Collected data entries

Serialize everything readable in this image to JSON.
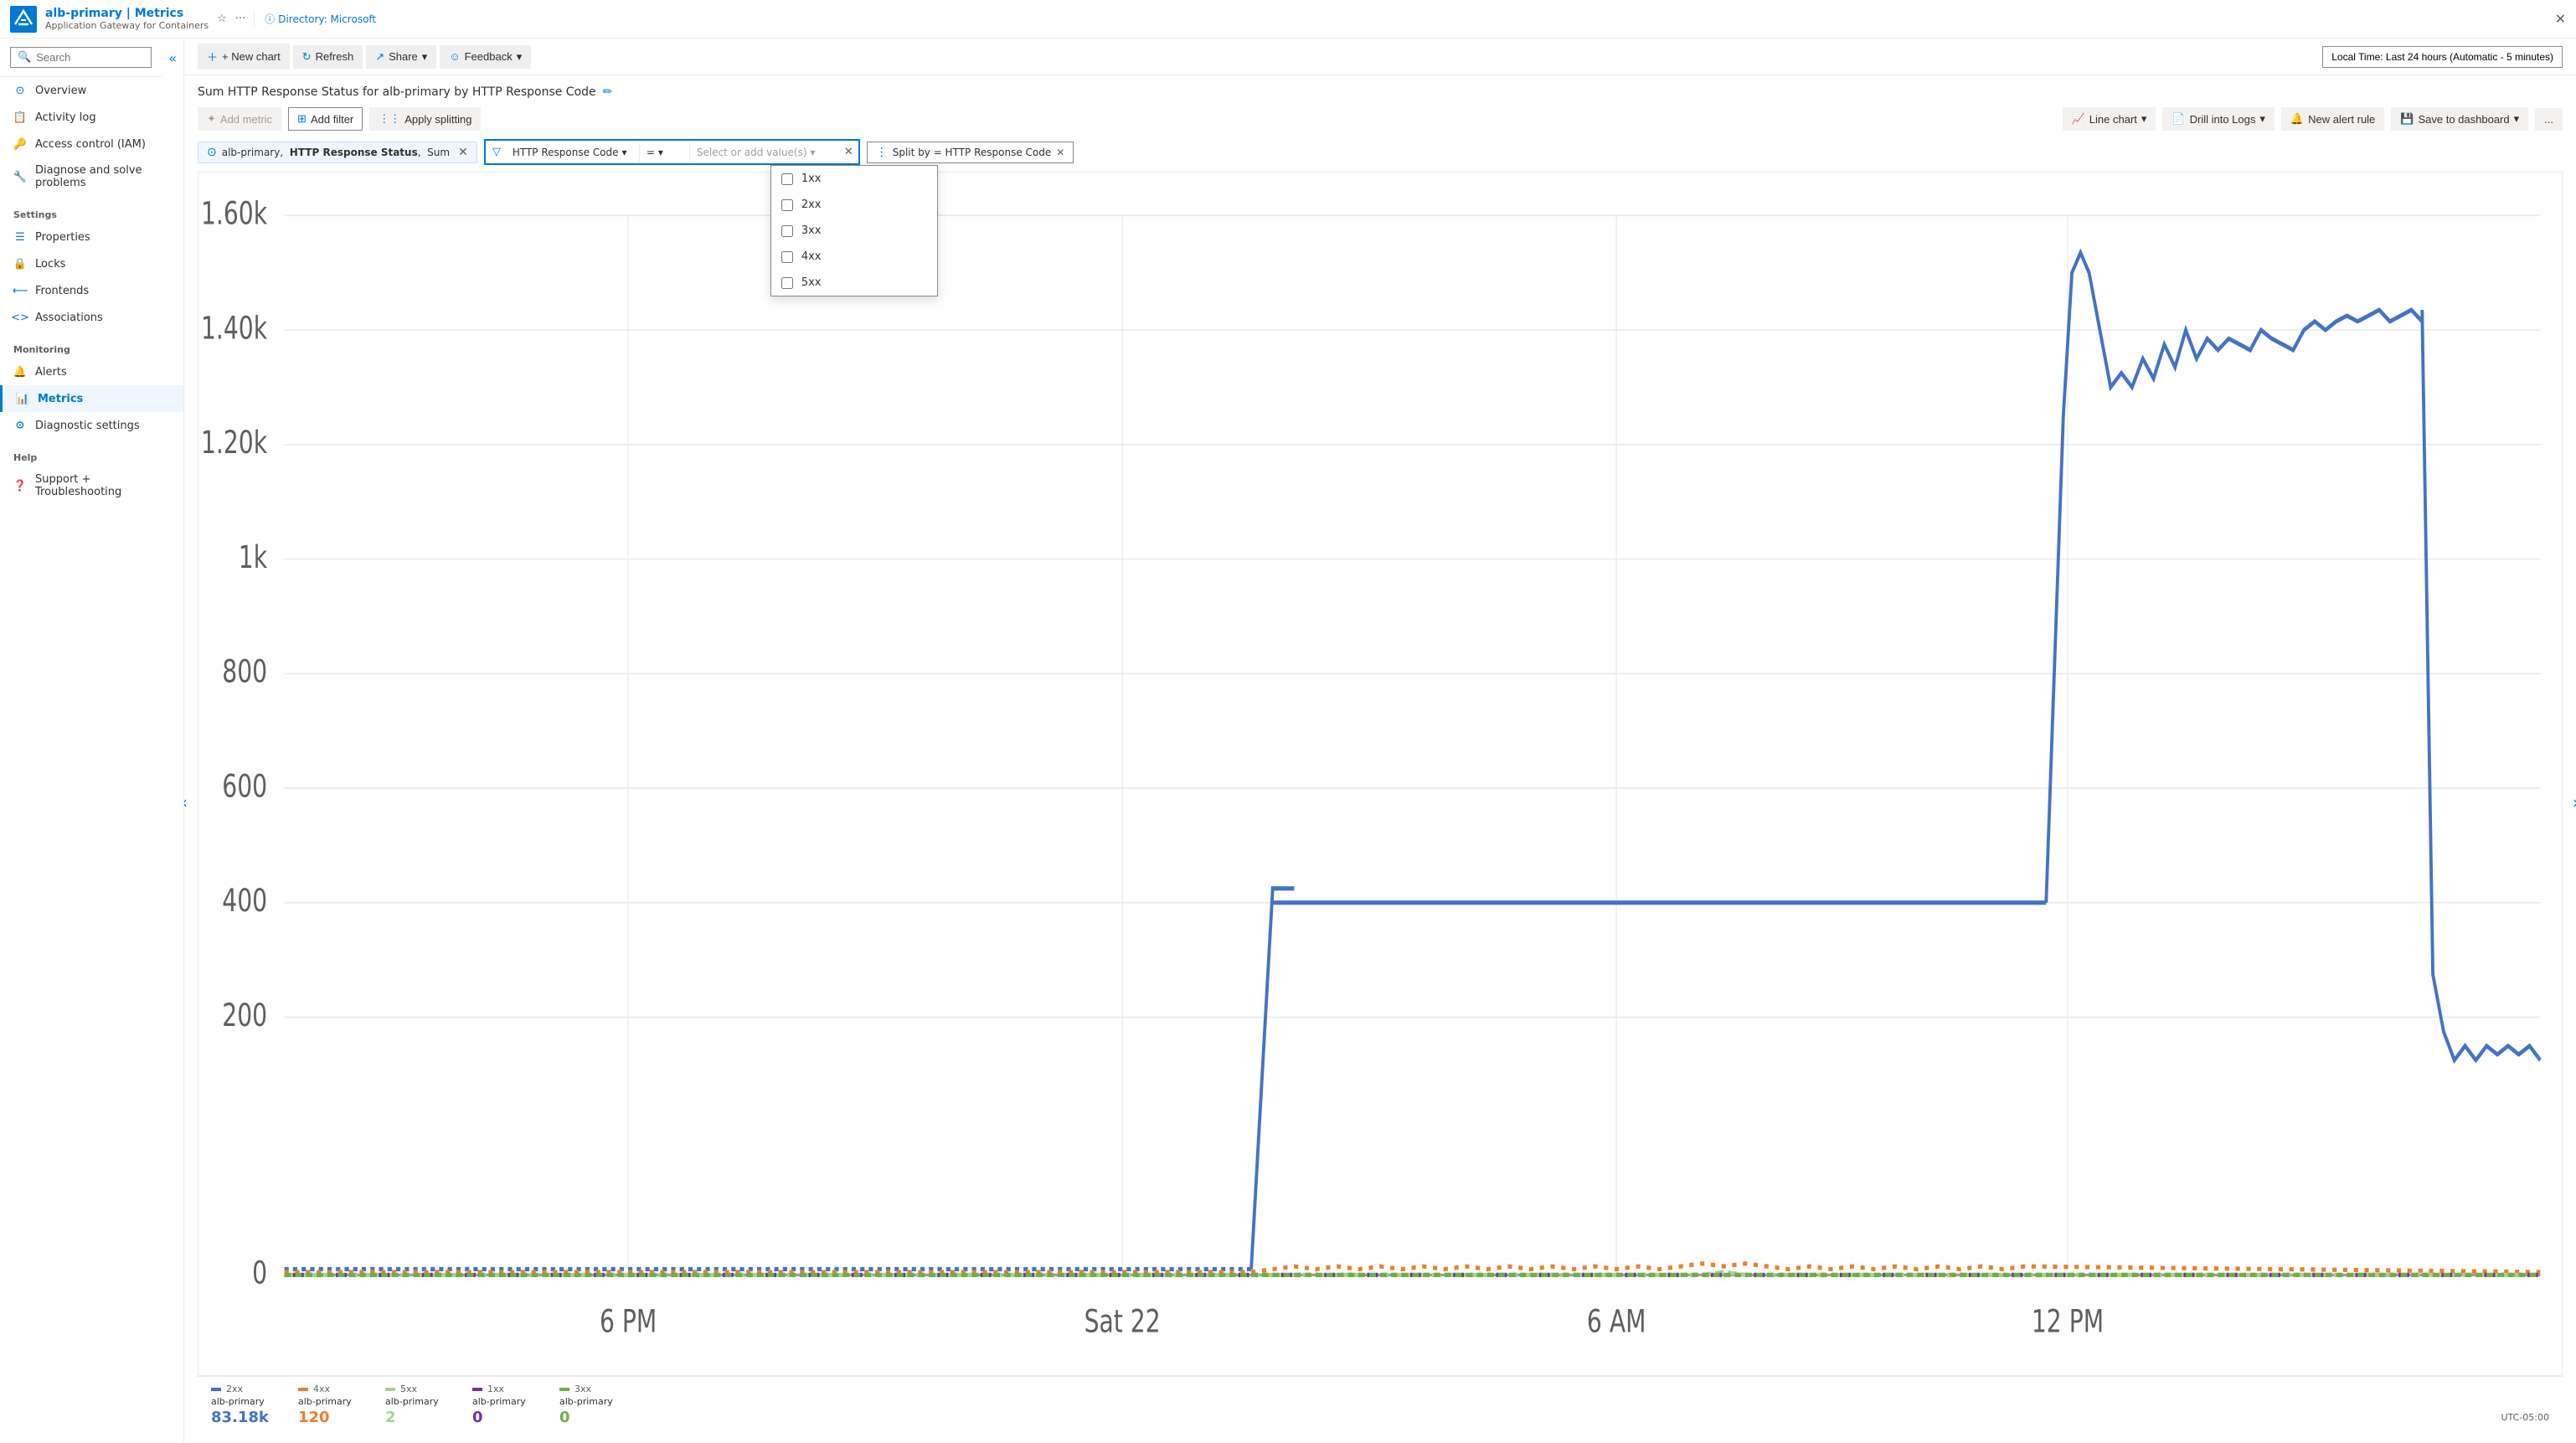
{
  "titleBar": {
    "appName": "alb-primary | Metrics",
    "appSubtitle": "Application Gateway for Containers",
    "directory": "Directory: Microsoft",
    "closeLabel": "✕"
  },
  "sidebar": {
    "searchPlaceholder": "Search",
    "items": [
      {
        "id": "overview",
        "label": "Overview",
        "icon": "overview"
      },
      {
        "id": "activity-log",
        "label": "Activity log",
        "icon": "activity"
      },
      {
        "id": "access-control",
        "label": "Access control (IAM)",
        "icon": "iam"
      },
      {
        "id": "diagnose",
        "label": "Diagnose and solve problems",
        "icon": "diagnose"
      }
    ],
    "sections": [
      {
        "label": "Settings",
        "items": [
          {
            "id": "properties",
            "label": "Properties",
            "icon": "properties"
          },
          {
            "id": "locks",
            "label": "Locks",
            "icon": "locks"
          },
          {
            "id": "frontends",
            "label": "Frontends",
            "icon": "frontends"
          },
          {
            "id": "associations",
            "label": "Associations",
            "icon": "associations"
          }
        ]
      },
      {
        "label": "Monitoring",
        "items": [
          {
            "id": "alerts",
            "label": "Alerts",
            "icon": "alerts"
          },
          {
            "id": "metrics",
            "label": "Metrics",
            "icon": "metrics",
            "active": true
          },
          {
            "id": "diagnostic-settings",
            "label": "Diagnostic settings",
            "icon": "diagnostic"
          }
        ]
      },
      {
        "label": "Help",
        "items": [
          {
            "id": "support",
            "label": "Support + Troubleshooting",
            "icon": "support"
          }
        ]
      }
    ]
  },
  "toolbar": {
    "newChart": "+ New chart",
    "refresh": "Refresh",
    "share": "Share",
    "feedback": "Feedback",
    "timeSelector": "Local Time: Last 24 hours (Automatic - 5 minutes)"
  },
  "chartArea": {
    "title": "Sum HTTP Response Status for alb-primary by HTTP Response Code",
    "editIcon": "✏",
    "secondaryToolbar": {
      "addMetric": "Add metric",
      "addFilter": "Add filter",
      "applySplitting": "Apply splitting",
      "lineChart": "Line chart",
      "drillIntoLogs": "Drill into Logs",
      "newAlertRule": "New alert rule",
      "saveToDashboard": "Save to dashboard",
      "moreOptions": "..."
    },
    "filterBar": {
      "metricChip": {
        "resource": "alb-primary",
        "metric": "HTTP Response Status",
        "aggregation": "Sum"
      },
      "filter": {
        "icon": "🔽",
        "property": "HTTP Response Code",
        "operator": "=",
        "valuePlaceholder": "Select or add value(s)"
      },
      "splitBy": "Split by = HTTP Response Code"
    },
    "valuesDropdown": {
      "options": [
        "1xx",
        "2xx",
        "3xx",
        "4xx",
        "5xx"
      ]
    },
    "yAxisLabels": [
      "1.60k",
      "1.40k",
      "1.20k",
      "1k",
      "800",
      "600",
      "400",
      "200",
      "0"
    ],
    "xAxisLabels": [
      "6 PM",
      "Sat 22",
      "6 AM",
      "12 PM",
      "UTC-05:00"
    ],
    "legend": [
      {
        "code": "2xx",
        "name": "alb-primary",
        "value": "83.18k",
        "color": "#4472C4"
      },
      {
        "code": "4xx",
        "name": "alb-primary",
        "value": "120",
        "color": "#ED7D31"
      },
      {
        "code": "5xx",
        "name": "alb-primary",
        "value": "2",
        "color": "#A9D18E"
      },
      {
        "code": "1xx",
        "name": "alb-primary",
        "value": "0",
        "color": "#7030A0"
      },
      {
        "code": "3xx",
        "name": "alb-primary",
        "value": "0",
        "color": "#70AD47"
      }
    ],
    "utcLabel": "UTC-05:00"
  }
}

### What the task asks
Images should not appear in the copy; retype the listing above exactly.

### Problem solution
Serialize everything readable in this image to JSON.
{
  "titleBar": {
    "appName": "alb-primary | Metrics",
    "appSubtitle": "Application Gateway for Containers",
    "directory": "Directory: Microsoft",
    "closeLabel": "✕"
  },
  "sidebar": {
    "searchPlaceholder": "Search",
    "items": [
      {
        "id": "overview",
        "label": "Overview",
        "icon": "overview"
      },
      {
        "id": "activity-log",
        "label": "Activity log",
        "icon": "activity"
      },
      {
        "id": "access-control",
        "label": "Access control (IAM)",
        "icon": "iam"
      },
      {
        "id": "diagnose",
        "label": "Diagnose and solve problems",
        "icon": "diagnose"
      }
    ],
    "sections": [
      {
        "label": "Settings",
        "items": [
          {
            "id": "properties",
            "label": "Properties",
            "icon": "properties"
          },
          {
            "id": "locks",
            "label": "Locks",
            "icon": "locks"
          },
          {
            "id": "frontends",
            "label": "Frontends",
            "icon": "frontends"
          },
          {
            "id": "associations",
            "label": "Associations",
            "icon": "associations"
          }
        ]
      },
      {
        "label": "Monitoring",
        "items": [
          {
            "id": "alerts",
            "label": "Alerts",
            "icon": "alerts"
          },
          {
            "id": "metrics",
            "label": "Metrics",
            "icon": "metrics",
            "active": true
          },
          {
            "id": "diagnostic-settings",
            "label": "Diagnostic settings",
            "icon": "diagnostic"
          }
        ]
      },
      {
        "label": "Help",
        "items": [
          {
            "id": "support",
            "label": "Support + Troubleshooting",
            "icon": "support"
          }
        ]
      }
    ]
  },
  "toolbar": {
    "newChart": "+ New chart",
    "refresh": "Refresh",
    "share": "Share",
    "feedback": "Feedback",
    "timeSelector": "Local Time: Last 24 hours (Automatic - 5 minutes)"
  },
  "chartArea": {
    "title": "Sum HTTP Response Status for alb-primary by HTTP Response Code",
    "editIcon": "✏",
    "secondaryToolbar": {
      "addMetric": "Add metric",
      "addFilter": "Add filter",
      "applySplitting": "Apply splitting",
      "lineChart": "Line chart",
      "drillIntoLogs": "Drill into Logs",
      "newAlertRule": "New alert rule",
      "saveToDashboard": "Save to dashboard",
      "moreOptions": "..."
    },
    "filterBar": {
      "metricChip": {
        "resource": "alb-primary",
        "metric": "HTTP Response Status",
        "aggregation": "Sum"
      },
      "filter": {
        "icon": "🔽",
        "property": "HTTP Response Code",
        "operator": "=",
        "valuePlaceholder": "Select or add value(s)"
      },
      "splitBy": "Split by = HTTP Response Code"
    },
    "valuesDropdown": {
      "options": [
        "1xx",
        "2xx",
        "3xx",
        "4xx",
        "5xx"
      ]
    },
    "yAxisLabels": [
      "1.60k",
      "1.40k",
      "1.20k",
      "1k",
      "800",
      "600",
      "400",
      "200",
      "0"
    ],
    "xAxisLabels": [
      "6 PM",
      "Sat 22",
      "6 AM",
      "12 PM",
      "UTC-05:00"
    ],
    "legend": [
      {
        "code": "2xx",
        "name": "alb-primary",
        "value": "83.18k",
        "color": "#4472C4"
      },
      {
        "code": "4xx",
        "name": "alb-primary",
        "value": "120",
        "color": "#ED7D31"
      },
      {
        "code": "5xx",
        "name": "alb-primary",
        "value": "2",
        "color": "#A9D18E"
      },
      {
        "code": "1xx",
        "name": "alb-primary",
        "value": "0",
        "color": "#7030A0"
      },
      {
        "code": "3xx",
        "name": "alb-primary",
        "value": "0",
        "color": "#70AD47"
      }
    ],
    "utcLabel": "UTC-05:00"
  }
}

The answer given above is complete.